***** INPUT DATA *****

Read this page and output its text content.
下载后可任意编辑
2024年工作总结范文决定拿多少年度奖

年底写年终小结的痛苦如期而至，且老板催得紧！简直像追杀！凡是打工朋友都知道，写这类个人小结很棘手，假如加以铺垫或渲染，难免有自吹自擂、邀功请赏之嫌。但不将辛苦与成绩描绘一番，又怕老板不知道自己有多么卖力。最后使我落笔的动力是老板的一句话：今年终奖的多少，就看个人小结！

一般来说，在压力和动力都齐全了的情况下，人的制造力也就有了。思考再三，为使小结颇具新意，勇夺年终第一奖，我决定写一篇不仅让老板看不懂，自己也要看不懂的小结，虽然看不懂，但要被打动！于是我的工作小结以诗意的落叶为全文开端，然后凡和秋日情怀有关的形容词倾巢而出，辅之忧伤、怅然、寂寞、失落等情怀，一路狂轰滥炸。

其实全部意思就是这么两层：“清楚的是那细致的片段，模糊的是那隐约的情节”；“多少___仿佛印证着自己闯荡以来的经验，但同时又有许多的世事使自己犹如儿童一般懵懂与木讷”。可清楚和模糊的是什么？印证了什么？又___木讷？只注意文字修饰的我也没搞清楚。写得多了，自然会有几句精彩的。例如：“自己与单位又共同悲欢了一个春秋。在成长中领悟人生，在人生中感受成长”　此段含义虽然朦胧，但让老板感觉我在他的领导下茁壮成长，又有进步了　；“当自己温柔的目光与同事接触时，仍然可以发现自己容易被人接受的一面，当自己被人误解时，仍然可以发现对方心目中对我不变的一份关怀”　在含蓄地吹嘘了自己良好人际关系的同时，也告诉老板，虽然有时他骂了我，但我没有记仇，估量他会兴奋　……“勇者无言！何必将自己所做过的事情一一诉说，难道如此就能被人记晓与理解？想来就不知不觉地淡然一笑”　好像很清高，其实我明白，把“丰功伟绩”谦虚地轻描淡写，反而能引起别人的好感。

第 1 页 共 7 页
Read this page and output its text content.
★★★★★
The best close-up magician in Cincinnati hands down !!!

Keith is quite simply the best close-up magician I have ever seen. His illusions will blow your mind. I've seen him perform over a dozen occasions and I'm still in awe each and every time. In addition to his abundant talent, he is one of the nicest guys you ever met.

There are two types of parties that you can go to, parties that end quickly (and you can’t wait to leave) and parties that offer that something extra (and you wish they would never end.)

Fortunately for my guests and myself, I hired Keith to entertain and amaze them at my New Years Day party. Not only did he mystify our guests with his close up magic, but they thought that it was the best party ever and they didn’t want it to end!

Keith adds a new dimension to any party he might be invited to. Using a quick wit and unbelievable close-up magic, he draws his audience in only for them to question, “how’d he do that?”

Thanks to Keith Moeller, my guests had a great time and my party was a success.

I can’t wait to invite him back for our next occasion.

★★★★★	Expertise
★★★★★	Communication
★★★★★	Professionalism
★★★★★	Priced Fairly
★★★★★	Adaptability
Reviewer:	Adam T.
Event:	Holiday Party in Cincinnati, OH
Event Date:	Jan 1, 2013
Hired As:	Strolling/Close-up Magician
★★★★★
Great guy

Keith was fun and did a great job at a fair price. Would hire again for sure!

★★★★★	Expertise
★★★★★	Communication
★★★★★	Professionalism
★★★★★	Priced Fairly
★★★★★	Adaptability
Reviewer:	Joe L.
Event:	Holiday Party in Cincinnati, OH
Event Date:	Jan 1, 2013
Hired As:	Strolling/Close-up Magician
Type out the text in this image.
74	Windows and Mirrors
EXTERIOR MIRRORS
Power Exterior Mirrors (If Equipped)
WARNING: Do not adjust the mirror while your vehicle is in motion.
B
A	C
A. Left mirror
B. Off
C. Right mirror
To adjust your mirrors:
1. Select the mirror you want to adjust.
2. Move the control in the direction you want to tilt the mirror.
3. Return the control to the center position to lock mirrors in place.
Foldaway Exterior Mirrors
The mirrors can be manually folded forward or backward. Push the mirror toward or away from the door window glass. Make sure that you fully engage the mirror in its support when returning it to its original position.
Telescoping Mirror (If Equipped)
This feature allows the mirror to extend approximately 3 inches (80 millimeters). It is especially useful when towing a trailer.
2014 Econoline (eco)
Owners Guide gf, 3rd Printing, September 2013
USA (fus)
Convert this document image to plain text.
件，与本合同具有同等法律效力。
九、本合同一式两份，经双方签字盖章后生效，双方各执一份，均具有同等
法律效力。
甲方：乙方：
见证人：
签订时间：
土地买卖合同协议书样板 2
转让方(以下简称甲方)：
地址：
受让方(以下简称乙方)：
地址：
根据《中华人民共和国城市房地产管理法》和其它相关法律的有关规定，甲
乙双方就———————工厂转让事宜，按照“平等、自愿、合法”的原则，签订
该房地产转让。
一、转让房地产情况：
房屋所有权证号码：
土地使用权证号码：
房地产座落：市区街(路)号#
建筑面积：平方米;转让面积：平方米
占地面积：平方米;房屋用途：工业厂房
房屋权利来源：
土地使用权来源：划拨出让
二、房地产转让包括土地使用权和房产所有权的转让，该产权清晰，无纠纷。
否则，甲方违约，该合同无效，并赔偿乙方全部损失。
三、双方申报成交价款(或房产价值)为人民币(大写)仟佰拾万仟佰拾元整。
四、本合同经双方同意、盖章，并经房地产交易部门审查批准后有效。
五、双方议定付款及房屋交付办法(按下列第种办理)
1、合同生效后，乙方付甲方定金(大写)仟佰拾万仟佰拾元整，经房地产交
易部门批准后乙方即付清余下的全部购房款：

*****

--- PROBLEM DETAILS ---
Take every line from the records above that has the word "when" and copy it.

--- RESPONSE ---
The mirrors can be manually folded forward or backward. Push the mirror toward or away from the door window glass. Make sure that you fully engage the mirror in its support when returning it to its original position.
This feature allows the mirror to extend approximately 3 inches (80 millimeters). It is especially useful when towing a trailer.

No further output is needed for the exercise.